[Dataset records]
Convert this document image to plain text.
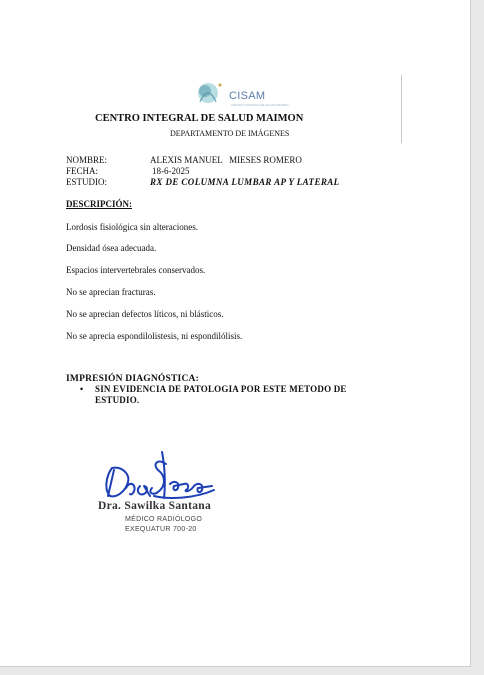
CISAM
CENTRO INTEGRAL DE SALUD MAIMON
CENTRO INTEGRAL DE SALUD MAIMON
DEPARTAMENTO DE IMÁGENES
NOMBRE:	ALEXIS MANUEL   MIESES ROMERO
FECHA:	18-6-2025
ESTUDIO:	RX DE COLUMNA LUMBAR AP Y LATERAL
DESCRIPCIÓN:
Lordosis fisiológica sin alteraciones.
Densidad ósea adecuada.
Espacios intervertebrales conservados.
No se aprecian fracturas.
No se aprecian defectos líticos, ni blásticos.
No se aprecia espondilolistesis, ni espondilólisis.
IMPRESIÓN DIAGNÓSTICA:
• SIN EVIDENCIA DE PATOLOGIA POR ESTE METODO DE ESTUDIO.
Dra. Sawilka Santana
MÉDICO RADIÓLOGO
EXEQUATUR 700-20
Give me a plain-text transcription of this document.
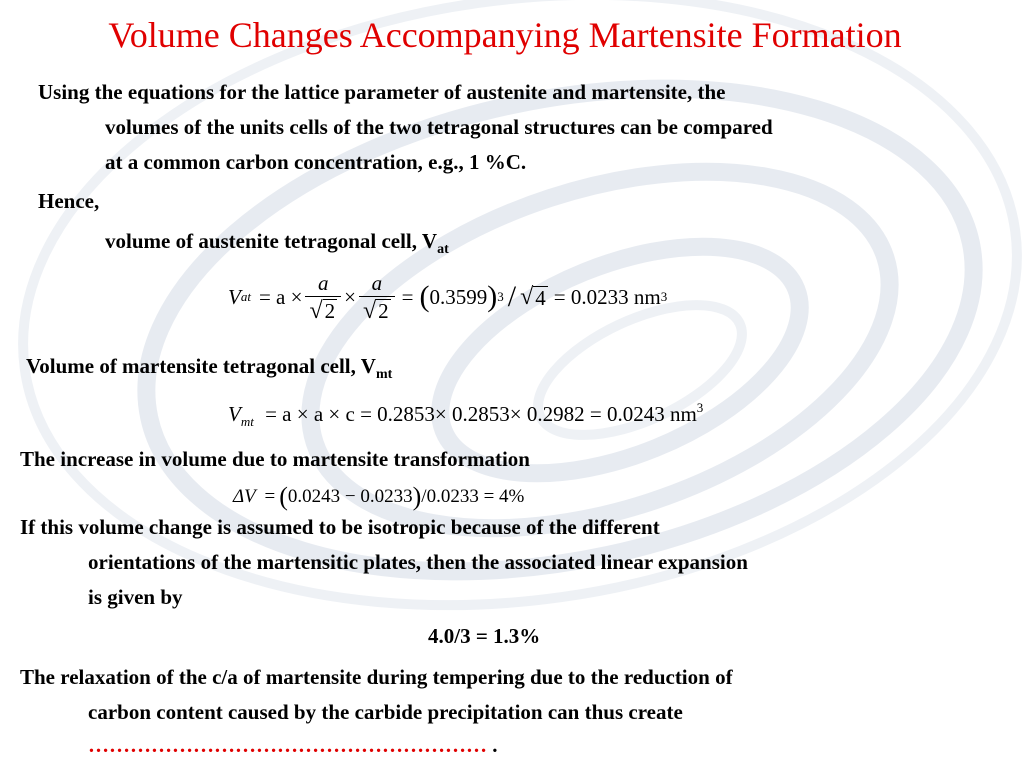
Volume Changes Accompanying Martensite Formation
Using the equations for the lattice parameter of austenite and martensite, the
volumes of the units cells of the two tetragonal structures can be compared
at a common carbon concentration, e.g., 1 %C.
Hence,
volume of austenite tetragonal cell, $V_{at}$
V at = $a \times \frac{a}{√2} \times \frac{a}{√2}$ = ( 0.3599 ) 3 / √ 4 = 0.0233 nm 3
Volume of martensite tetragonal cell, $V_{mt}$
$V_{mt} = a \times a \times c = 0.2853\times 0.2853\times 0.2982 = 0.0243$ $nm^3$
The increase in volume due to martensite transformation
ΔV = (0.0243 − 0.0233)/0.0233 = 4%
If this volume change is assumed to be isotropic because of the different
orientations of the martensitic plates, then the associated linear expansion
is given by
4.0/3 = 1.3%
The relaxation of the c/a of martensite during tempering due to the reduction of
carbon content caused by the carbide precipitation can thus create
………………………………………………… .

...

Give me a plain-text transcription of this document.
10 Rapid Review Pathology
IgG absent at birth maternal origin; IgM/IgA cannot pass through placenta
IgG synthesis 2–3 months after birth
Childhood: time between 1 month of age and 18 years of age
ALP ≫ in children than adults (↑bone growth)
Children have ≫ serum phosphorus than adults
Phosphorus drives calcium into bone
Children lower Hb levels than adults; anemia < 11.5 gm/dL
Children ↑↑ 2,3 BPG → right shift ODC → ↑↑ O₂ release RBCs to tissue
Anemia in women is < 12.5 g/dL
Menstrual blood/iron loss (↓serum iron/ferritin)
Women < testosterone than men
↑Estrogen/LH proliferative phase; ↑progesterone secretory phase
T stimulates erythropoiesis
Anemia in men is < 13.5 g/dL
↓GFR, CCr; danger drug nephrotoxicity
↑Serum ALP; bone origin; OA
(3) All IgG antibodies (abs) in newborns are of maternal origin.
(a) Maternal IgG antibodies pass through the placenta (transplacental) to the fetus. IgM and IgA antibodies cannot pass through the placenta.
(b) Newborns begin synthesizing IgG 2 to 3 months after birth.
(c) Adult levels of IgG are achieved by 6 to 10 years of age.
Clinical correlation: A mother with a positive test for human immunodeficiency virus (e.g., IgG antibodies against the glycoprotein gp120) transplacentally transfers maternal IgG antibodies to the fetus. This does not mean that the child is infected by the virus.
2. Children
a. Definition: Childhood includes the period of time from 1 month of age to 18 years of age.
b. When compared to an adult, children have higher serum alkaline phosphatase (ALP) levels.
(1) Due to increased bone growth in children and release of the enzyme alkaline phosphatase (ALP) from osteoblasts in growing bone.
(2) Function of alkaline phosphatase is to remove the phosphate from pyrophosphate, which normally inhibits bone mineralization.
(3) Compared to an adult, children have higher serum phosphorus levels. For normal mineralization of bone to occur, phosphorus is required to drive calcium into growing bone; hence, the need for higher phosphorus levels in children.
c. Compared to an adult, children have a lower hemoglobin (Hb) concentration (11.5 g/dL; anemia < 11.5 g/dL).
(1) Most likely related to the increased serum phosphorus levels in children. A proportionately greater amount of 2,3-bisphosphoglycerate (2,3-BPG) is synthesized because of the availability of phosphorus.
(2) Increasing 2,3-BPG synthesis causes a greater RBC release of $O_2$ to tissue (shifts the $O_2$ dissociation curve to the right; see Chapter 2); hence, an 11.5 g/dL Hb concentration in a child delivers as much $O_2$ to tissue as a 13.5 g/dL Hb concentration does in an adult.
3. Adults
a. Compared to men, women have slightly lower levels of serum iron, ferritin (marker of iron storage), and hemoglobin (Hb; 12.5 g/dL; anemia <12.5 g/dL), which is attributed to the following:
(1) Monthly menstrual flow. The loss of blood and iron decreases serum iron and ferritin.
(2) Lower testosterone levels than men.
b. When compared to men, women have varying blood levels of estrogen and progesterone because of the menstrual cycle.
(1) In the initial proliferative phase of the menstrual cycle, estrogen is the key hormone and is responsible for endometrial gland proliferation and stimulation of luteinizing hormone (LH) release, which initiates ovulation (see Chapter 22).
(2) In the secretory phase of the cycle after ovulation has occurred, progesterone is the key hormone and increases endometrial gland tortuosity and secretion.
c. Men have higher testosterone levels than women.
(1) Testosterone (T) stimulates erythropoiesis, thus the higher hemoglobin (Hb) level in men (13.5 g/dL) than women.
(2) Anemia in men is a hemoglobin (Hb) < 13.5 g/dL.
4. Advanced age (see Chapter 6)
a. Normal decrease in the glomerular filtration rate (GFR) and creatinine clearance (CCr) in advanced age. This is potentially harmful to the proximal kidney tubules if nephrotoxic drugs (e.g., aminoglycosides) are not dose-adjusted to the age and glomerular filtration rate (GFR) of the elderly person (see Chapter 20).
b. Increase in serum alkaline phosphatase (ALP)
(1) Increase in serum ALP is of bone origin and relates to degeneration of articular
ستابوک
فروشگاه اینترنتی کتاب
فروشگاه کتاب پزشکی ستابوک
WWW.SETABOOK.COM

Try it >> Return each line from the records that includes the word "فروشگاه".

Your response >>
فروشگاه اینترنتی کتاب
فروشگاه کتاب پزشکی ستابوک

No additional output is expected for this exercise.